WRITTEN EXERCISE
Copy out all of the material exactly as presented.

RECORD EXCERPTS
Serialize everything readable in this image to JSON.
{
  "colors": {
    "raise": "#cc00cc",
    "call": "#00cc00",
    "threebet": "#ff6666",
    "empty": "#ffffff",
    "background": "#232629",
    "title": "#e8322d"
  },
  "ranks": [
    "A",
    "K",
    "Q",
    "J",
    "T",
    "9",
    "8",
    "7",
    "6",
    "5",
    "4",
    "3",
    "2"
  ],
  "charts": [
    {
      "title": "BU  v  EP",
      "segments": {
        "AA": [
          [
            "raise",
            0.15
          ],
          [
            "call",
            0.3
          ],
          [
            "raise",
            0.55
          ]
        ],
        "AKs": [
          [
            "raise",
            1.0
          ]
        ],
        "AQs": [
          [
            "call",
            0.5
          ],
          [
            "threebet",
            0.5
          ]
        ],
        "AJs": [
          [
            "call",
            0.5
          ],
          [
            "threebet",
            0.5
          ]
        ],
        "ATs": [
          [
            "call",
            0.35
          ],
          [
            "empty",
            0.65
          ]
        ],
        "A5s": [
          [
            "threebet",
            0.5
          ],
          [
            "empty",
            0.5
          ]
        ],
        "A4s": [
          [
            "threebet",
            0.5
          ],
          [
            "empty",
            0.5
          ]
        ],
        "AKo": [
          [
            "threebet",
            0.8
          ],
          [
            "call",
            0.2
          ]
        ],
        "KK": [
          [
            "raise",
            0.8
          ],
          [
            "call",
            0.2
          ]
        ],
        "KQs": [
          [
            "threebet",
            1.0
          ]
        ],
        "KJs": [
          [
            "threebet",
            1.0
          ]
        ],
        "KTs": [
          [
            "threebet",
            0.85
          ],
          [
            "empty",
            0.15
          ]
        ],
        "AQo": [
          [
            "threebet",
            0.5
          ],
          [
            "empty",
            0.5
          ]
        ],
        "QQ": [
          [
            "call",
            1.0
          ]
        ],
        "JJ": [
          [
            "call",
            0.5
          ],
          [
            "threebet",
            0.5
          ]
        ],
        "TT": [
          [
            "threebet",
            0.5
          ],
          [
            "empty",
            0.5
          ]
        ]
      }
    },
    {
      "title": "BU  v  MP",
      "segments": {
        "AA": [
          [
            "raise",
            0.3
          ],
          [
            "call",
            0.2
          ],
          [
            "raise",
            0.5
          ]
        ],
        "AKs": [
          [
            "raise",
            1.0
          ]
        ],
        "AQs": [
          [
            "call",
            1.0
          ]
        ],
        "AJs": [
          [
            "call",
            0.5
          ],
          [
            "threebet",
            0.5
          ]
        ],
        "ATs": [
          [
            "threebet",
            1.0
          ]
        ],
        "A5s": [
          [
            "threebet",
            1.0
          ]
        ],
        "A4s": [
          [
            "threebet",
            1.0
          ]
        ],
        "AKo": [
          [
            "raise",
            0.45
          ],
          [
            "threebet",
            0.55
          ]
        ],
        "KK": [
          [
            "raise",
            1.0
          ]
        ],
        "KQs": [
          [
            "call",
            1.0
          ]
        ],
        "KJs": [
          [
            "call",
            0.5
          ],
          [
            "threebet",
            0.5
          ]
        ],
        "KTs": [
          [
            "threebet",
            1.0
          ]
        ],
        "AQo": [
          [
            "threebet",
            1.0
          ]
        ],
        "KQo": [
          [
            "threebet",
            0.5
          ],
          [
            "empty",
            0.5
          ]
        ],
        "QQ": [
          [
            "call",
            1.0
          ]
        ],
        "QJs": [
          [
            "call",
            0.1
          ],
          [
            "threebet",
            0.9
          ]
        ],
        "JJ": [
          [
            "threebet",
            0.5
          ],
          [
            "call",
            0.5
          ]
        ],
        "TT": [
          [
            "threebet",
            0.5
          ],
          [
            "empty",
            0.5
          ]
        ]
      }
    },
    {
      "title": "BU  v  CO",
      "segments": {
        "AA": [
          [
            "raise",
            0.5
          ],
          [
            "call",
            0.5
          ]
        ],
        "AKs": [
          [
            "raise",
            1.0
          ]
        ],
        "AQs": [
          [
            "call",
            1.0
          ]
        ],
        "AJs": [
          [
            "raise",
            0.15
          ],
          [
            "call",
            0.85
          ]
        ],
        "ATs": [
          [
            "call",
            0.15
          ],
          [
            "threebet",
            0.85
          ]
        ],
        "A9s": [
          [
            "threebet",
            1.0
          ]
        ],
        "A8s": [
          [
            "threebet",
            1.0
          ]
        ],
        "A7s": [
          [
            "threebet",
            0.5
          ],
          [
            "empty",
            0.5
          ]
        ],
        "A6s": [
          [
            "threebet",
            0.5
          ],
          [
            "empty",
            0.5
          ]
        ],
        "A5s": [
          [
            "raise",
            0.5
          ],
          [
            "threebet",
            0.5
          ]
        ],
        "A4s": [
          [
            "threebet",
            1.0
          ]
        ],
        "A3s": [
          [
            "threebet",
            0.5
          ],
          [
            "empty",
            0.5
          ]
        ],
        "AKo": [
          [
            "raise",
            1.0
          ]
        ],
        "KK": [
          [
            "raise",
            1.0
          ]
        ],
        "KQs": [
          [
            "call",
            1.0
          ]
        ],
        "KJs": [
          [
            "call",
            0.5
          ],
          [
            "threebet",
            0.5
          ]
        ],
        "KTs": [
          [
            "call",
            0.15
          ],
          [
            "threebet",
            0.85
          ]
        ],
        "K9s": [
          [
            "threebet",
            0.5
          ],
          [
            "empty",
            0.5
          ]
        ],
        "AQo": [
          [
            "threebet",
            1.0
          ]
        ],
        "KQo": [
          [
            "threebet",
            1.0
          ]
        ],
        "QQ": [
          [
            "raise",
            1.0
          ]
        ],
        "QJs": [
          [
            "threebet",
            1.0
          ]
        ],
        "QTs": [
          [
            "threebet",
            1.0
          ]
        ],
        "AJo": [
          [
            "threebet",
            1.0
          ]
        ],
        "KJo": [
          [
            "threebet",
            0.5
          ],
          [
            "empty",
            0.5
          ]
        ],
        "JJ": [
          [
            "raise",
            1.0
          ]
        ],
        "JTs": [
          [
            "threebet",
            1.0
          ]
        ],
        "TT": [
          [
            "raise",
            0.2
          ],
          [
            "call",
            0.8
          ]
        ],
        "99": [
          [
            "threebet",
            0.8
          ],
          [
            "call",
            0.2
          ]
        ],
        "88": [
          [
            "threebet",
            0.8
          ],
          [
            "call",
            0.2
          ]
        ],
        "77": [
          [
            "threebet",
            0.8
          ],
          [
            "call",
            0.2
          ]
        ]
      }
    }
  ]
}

WORKED SOLUTION
Serialize everything readable in this image to JSON.
{
  "colors": {
    "raise": "#cc00cc",
    "call": "#00cc00",
    "threebet": "#ff6666",
    "empty": "#ffffff",
    "background": "#232629",
    "title": "#e8322d"
  },
  "ranks": [
    "A",
    "K",
    "Q",
    "J",
    "T",
    "9",
    "8",
    "7",
    "6",
    "5",
    "4",
    "3",
    "2"
  ],
  "charts": [
    {
      "title": "BU  v  EP",
      "segments": {
        "AA": [
          [
            "raise",
            0.15
          ],
          [
            "call",
            0.3
          ],
          [
            "raise",
            0.55
          ]
        ],
        "AKs": [
          [
            "raise",
            1.0
          ]
        ],
        "AQs": [
          [
            "call",
            0.5
          ],
          [
            "threebet",
            0.5
          ]
        ],
        "AJs": [
          [
            "call",
            0.5
          ],
          [
            "threebet",
            0.5
          ]
        ],
        "ATs": [
          [
            "call",
            0.35
          ],
          [
            "empty",
            0.65
          ]
        ],
        "A5s": [
          [
            "threebet",
            0.5
          ],
          [
            "empty",
            0.5
          ]
        ],
        "A4s": [
          [
            "threebet",
            0.5
          ],
          [
            "empty",
            0.5
          ]
        ],
        "AKo": [
          [
            "threebet",
            0.8
          ],
          [
            "call",
            0.2
          ]
        ],
        "KK": [
          [
            "raise",
            0.8
          ],
          [
            "call",
            0.2
          ]
        ],
        "KQs": [
          [
            "threebet",
            1.0
          ]
        ],
        "KJs": [
          [
            "threebet",
            1.0
          ]
        ],
        "KTs": [
          [
            "threebet",
            0.85
          ],
          [
            "empty",
            0.15
          ]
        ],
        "AQo": [
          [
            "threebet",
            0.5
          ],
          [
            "empty",
            0.5
          ]
        ],
        "QQ": [
          [
            "call",
            1.0
          ]
        ],
        "JJ": [
          [
            "call",
            0.5
          ],
          [
            "threebet",
            0.5
          ]
        ],
        "TT": [
          [
            "threebet",
            0.5
          ],
          [
            "empty",
            0.5
          ]
        ]
      }
    },
    {
      "title": "BU  v  MP",
      "segments": {
        "AA": [
          [
            "raise",
            0.3
          ],
          [
            "call",
            0.2
          ],
          [
            "raise",
            0.5
          ]
        ],
        "AKs": [
          [
            "raise",
            1.0
          ]
        ],
        "AQs": [
          [
            "call",
            1.0
          ]
        ],
        "AJs": [
          [
            "call",
            0.5
          ],
          [
            "threebet",
            0.5
          ]
        ],
        "ATs": [
          [
            "threebet",
            1.0
          ]
        ],
        "A5s": [
          [
            "threebet",
            1.0
          ]
        ],
        "A4s": [
          [
            "threebet",
            1.0
          ]
        ],
        "AKo": [
          [
            "raise",
            0.45
          ],
          [
            "threebet",
            0.55
          ]
        ],
        "KK": [
          [
            "raise",
            1.0
          ]
        ],
        "KQs": [
          [
            "call",
            1.0
          ]
        ],
        "KJs": [
          [
            "call",
            0.5
          ],
          [
            "threebet",
            0.5
          ]
        ],
        "KTs": [
          [
            "threebet",
            1.0
          ]
        ],
        "AQo": [
          [
            "threebet",
            1.0
          ]
        ],
        "KQo": [
          [
            "threebet",
            0.5
          ],
          [
            "empty",
            0.5
          ]
        ],
        "QQ": [
          [
            "call",
            1.0
          ]
        ],
        "QJs": [
          [
            "call",
            0.1
          ],
          [
            "threebet",
            0.9
          ]
        ],
        "JJ": [
          [
            "threebet",
            0.5
          ],
          [
            "call",
            0.5
          ]
        ],
        "TT": [
          [
            "threebet",
            0.5
          ],
          [
            "empty",
            0.5
          ]
        ]
      }
    },
    {
      "title": "BU  v  CO",
      "segments": {
        "AA": [
          [
            "raise",
            0.5
          ],
          [
            "call",
            0.5
          ]
        ],
        "AKs": [
          [
            "raise",
            1.0
          ]
        ],
        "AQs": [
          [
            "call",
            1.0
          ]
        ],
        "AJs": [
          [
            "raise",
            0.15
          ],
          [
            "call",
            0.85
          ]
        ],
        "ATs": [
          [
            "call",
            0.15
          ],
          [
            "threebet",
            0.85
          ]
        ],
        "A9s": [
          [
            "threebet",
            1.0
          ]
        ],
        "A8s": [
          [
            "threebet",
            1.0
          ]
        ],
        "A7s": [
          [
            "threebet",
            0.5
          ],
          [
            "empty",
            0.5
          ]
        ],
        "A6s": [
          [
            "threebet",
            0.5
          ],
          [
            "empty",
            0.5
          ]
        ],
        "A5s": [
          [
            "raise",
            0.5
          ],
          [
            "threebet",
            0.5
          ]
        ],
        "A4s": [
          [
            "threebet",
            1.0
          ]
        ],
        "A3s": [
          [
            "threebet",
            0.5
          ],
          [
            "empty",
            0.5
          ]
        ],
        "AKo": [
          [
            "raise",
            1.0
          ]
        ],
        "KK": [
          [
            "raise",
            1.0
          ]
        ],
        "KQs": [
          [
            "call",
            1.0
          ]
        ],
        "KJs": [
          [
            "call",
            0.5
          ],
          [
            "threebet",
            0.5
          ]
        ],
        "KTs": [
          [
            "call",
            0.15
          ],
          [
            "threebet",
            0.85
          ]
        ],
        "K9s": [
          [
            "threebet",
            0.5
          ],
          [
            "empty",
            0.5
          ]
        ],
        "AQo": [
          [
            "threebet",
            1.0
          ]
        ],
        "KQo": [
          [
            "threebet",
            1.0
          ]
        ],
        "QQ": [
          [
            "raise",
            1.0
          ]
        ],
        "QJs": [
          [
            "threebet",
            1.0
          ]
        ],
        "QTs": [
          [
            "threebet",
            1.0
          ]
        ],
        "AJo": [
          [
            "threebet",
            1.0
          ]
        ],
        "KJo": [
          [
            "threebet",
            0.5
          ],
          [
            "empty",
            0.5
          ]
        ],
        "JJ": [
          [
            "raise",
            1.0
          ]
        ],
        "JTs": [
          [
            "threebet",
            1.0
          ]
        ],
        "TT": [
          [
            "raise",
            0.2
          ],
          [
            "call",
            0.8
          ]
        ],
        "99": [
          [
            "threebet",
            0.8
          ],
          [
            "call",
            0.2
          ]
        ],
        "88": [
          [
            "threebet",
            0.8
          ],
          [
            "call",
            0.2
          ]
        ],
        "77": [
          [
            "threebet",
            0.8
          ],
          [
            "call",
            0.2
          ]
        ]
      }
    }
  ]
}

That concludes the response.